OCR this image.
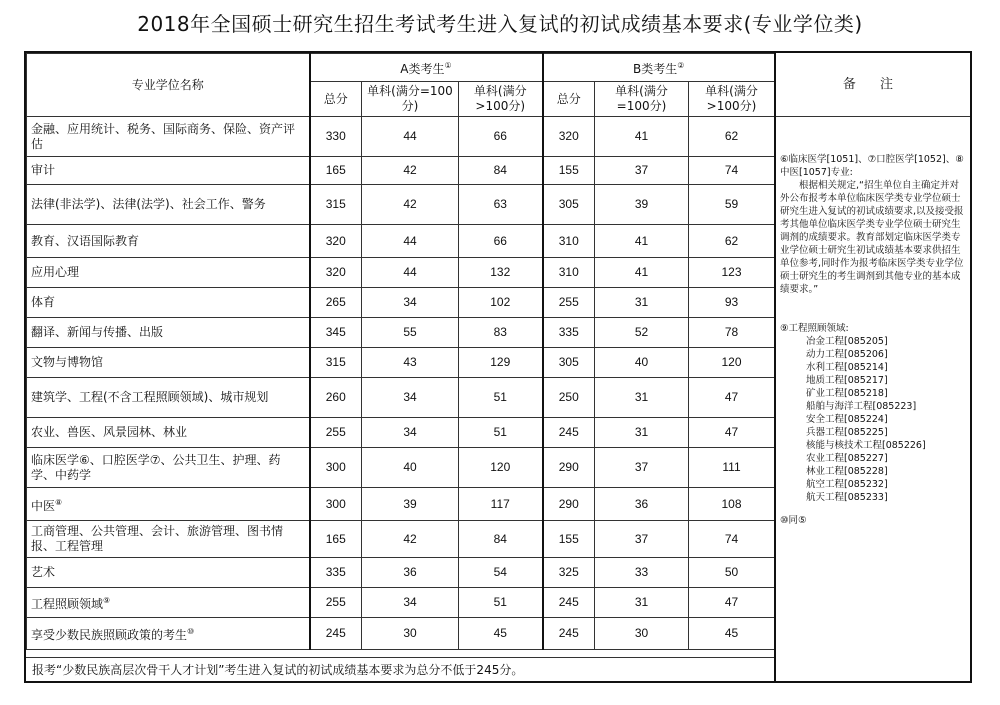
2018年全国硕士研究生招生考试考生进入复试的初试成绩基本要求(专业学位类)
专业学位名称	A类考生①			B类考生②
	总分	单科(满分=100分)	单科(满分>100分)	总分	单科(满分=100分)	单科(满分>100分)
金融、应用统计、税务、国际商务、保险、资产评估	330	44	66	320	41	62
审计	165	42	84	155	37	74
法律(非法学)、法律(法学)、社会工作、警务	315	42	63	305	39	59
教育、汉语国际教育	320	44	66	310	41	62
应用心理	320	44	132	310	41	123
体育	265	34	102	255	31	93
翻译、新闻与传播、出版	345	55	83	335	52	78
文物与博物馆	315	43	129	305	40	120
建筑学、工程(不含工程照顾领域)、城市规划	260	34	51	250	31	47
农业、兽医、风景园林、林业	255	34	51	245	31	47
临床医学⑥、口腔医学⑦、公共卫生、护理、药学、中药学	300	40	120	290	37	111
中医⑧	300	39	117	290	36	108
工商管理、公共管理、会计、旅游管理、图书情报、工程管理	165	42	84	155	37	74
艺术	335	36	54	325	33	50
工程照顾领域⑨	255	34	51	245	31	47
享受少数民族照顾政策的考生⑩	245	30	45	245	30	45
报考“少数民族高层次骨干人才计划”考生进入复试的初试成绩基本要求为总分不低于245分。
备 注

⑥临床医学[1051]、⑦口腔医学[1052]、⑧中医[1057]专业:

根据相关规定,“招生单位自主确定并对外公布报考本单位临床医学类专业学位硕士研究生进入复试的初试成绩要求,以及接受报考其他单位临床医学类专业学位硕士研究生调剂的成绩要求。教育部划定临床医学类专业学位硕士研究生初试成绩基本要求供招生单位参考,同时作为报考临床医学类专业学位硕士研究生的考生调剂到其他专业的基本成绩要求。”

⑨工程照顾领域:

冶金工程[085205]

动力工程[085206]

水利工程[085214]

地质工程[085217]

矿业工程[085218]

船舶与海洋工程[085223]

安全工程[085224]

兵器工程[085225]

核能与核技术工程[085226]

农业工程[085227]

林业工程[085228]

航空工程[085232]

航天工程[085233]

⑩同⑤
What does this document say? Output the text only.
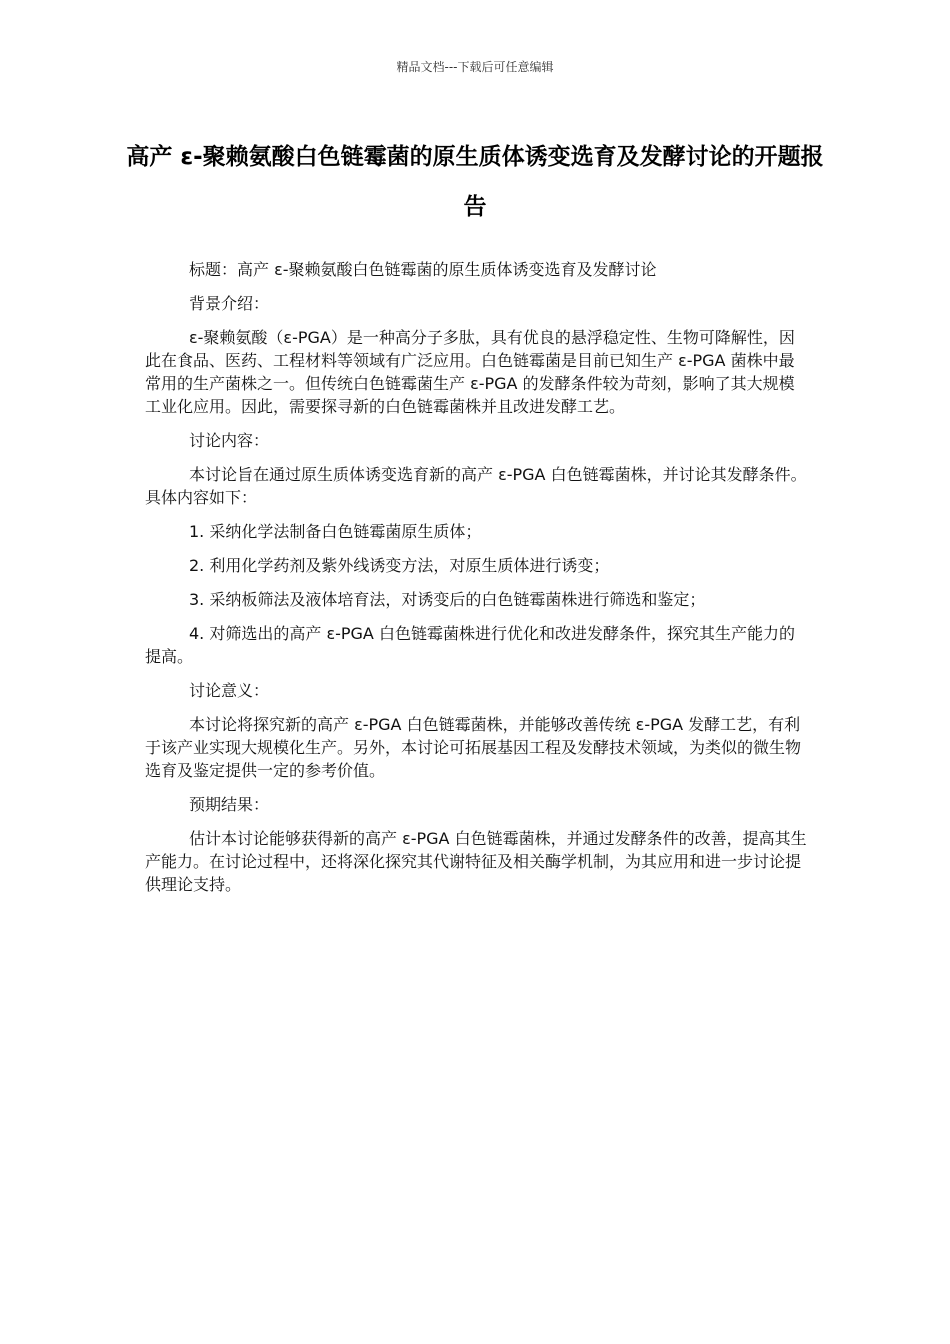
精品文档---下载后可任意编辑
高产 ε-聚赖氨酸白色链霉菌的原生质体诱变选育及发酵讨论的开题报告

标题：高产 ε-聚赖氨酸白色链霉菌的原生质体诱变选育及发酵讨论

背景介绍：

ε-聚赖氨酸（ε-PGA）是一种高分子多肽，具有优良的悬浮稳定性、生物可降解性，因此在食品、医药、工程材料等领域有广泛应用。白色链霉菌是目前已知生产 ε-PGA 菌株中最常用的生产菌株之一。但传统白色链霉菌生产 ε-PGA 的发酵条件较为苛刻，影响了其大规模工业化应用。因此，需要探寻新的白色链霉菌株并且改进发酵工艺。

讨论内容：

本讨论旨在通过原生质体诱变选育新的高产 ε-PGA 白色链霉菌株，并讨论其发酵条件。具体内容如下：

1. 采纳化学法制备白色链霉菌原生质体；

2. 利用化学药剂及紫外线诱变方法，对原生质体进行诱变；

3. 采纳板筛法及液体培育法，对诱变后的白色链霉菌株进行筛选和鉴定；

4. 对筛选出的高产 ε-PGA 白色链霉菌株进行优化和改进发酵条件，探究其生产能力的提高。

讨论意义：

本讨论将探究新的高产 ε-PGA 白色链霉菌株，并能够改善传统 ε-PGA 发酵工艺，有利于该产业实现大规模化生产。另外，本讨论可拓展基因工程及发酵技术领域，为类似的微生物选育及鉴定提供一定的参考价值。

预期结果：

估计本讨论能够获得新的高产 ε-PGA 白色链霉菌株，并通过发酵条件的改善，提高其生产能力。在讨论过程中，还将深化探究其代谢特征及相关酶学机制，为其应用和进一步讨论提供理论支持。
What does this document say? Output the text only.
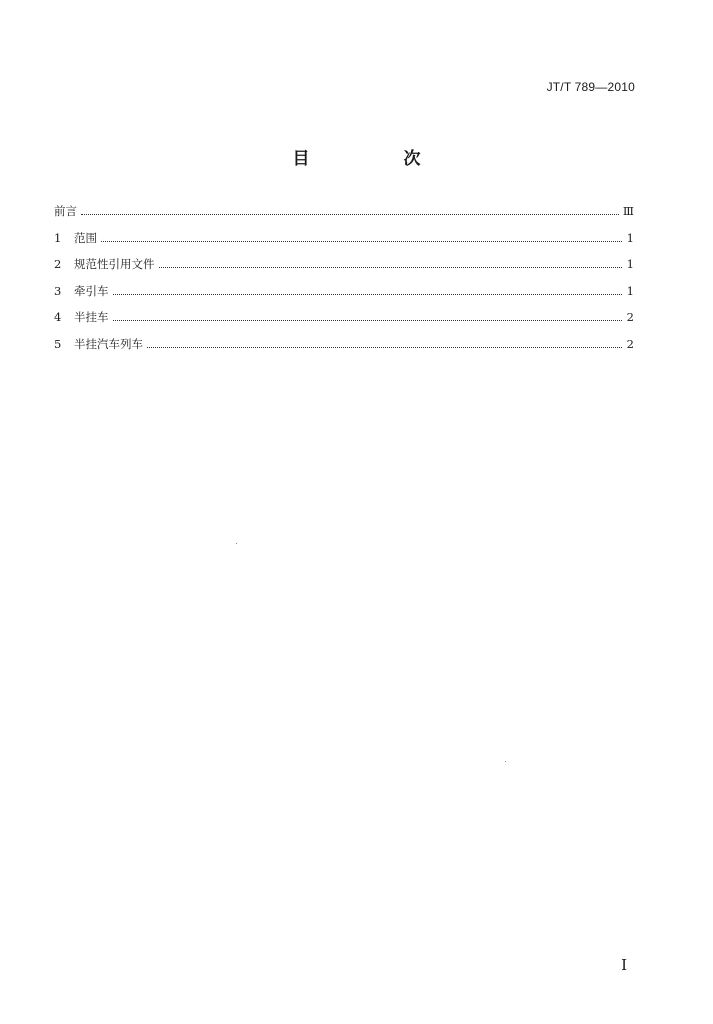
JT/T 789—2010
目 次
前言	Ⅲ
1	范围	1
2	规范性引用文件	1
3	牵引车	1
4	半挂车	2
5	半挂汽车列车	2
Ⅰ
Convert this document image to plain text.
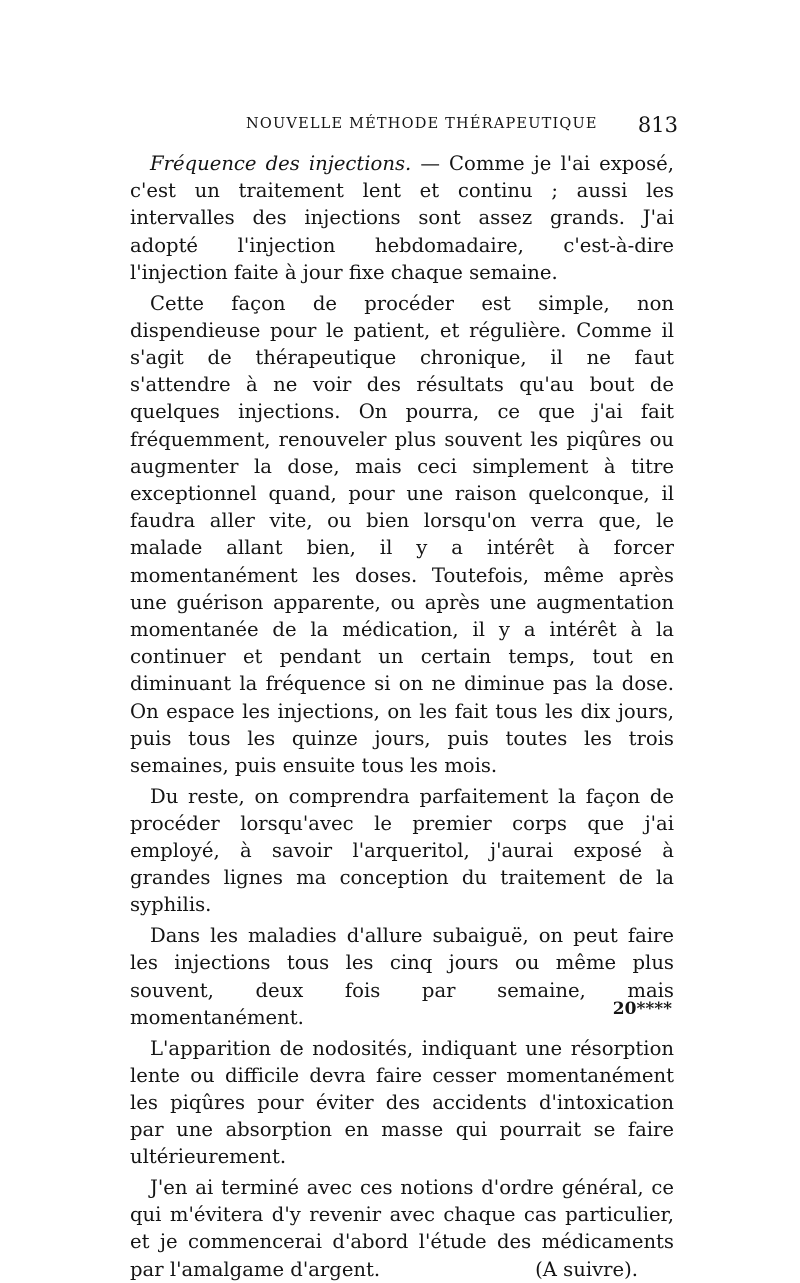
NOUVELLE MÉTHODE THÉRAPEUTIQUE 813

Fréquence des injections. — Comme je l'ai exposé, c'est un traitement lent et continu ; aussi les intervalles des injections sont assez grands. J'ai adopté l'injection hebdomadaire, c'est-à-dire l'injection faite à jour fixe chaque semaine.

Cette façon de procéder est simple, non dispendieuse pour le patient, et régulière. Comme il s'agit de thérapeutique chronique, il ne faut s'attendre à ne voir des résultats qu'au bout de quelques injections. On pourra, ce que j'ai fait fréquemment, renouveler plus souvent les piqûres ou augmenter la dose, mais ceci simplement à titre exceptionnel quand, pour une raison quelconque, il faudra aller vite, ou bien lorsqu'on verra que, le malade allant bien, il y a intérêt à forcer momentanément les doses. Toutefois, même après une guérison apparente, ou après une augmentation momentanée de la médication, il y a intérêt à la continuer et pendant un certain temps, tout en diminuant la fréquence si on ne diminue pas la dose. On espace les injections, on les fait tous les dix jours, puis tous les quinze jours, puis toutes les trois semaines, puis ensuite tous les mois.

Du reste, on comprendra parfaitement la façon de procéder lorsqu'avec le premier corps que j'ai employé, à savoir l'arqueritol, j'aurai exposé à grandes lignes ma conception du traitement de la syphilis.

Dans les maladies d'allure subaiguë, on peut faire les injections tous les cinq jours ou même plus souvent, deux fois par semaine, mais momentanément.

L'apparition de nodosités, indiquant une résorption lente ou difficile devra faire cesser momentanément les piqûres pour éviter des accidents d'intoxication par une absorption en masse qui pourrait se faire ultérieurement.

J'en ai terminé avec ces notions d'ordre général, ce qui m'évitera d'y revenir avec chaque cas particulier, et je commencerai d'abord l'étude des médicaments par l'amalgame d'argent.	(A suivre).

20****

DIRECTIONS FOR THIS TASK: The answer is the number of lines in the preceding material that hold "piqûres"; write that number and nothing else.

CORRECT OUTPUT: 2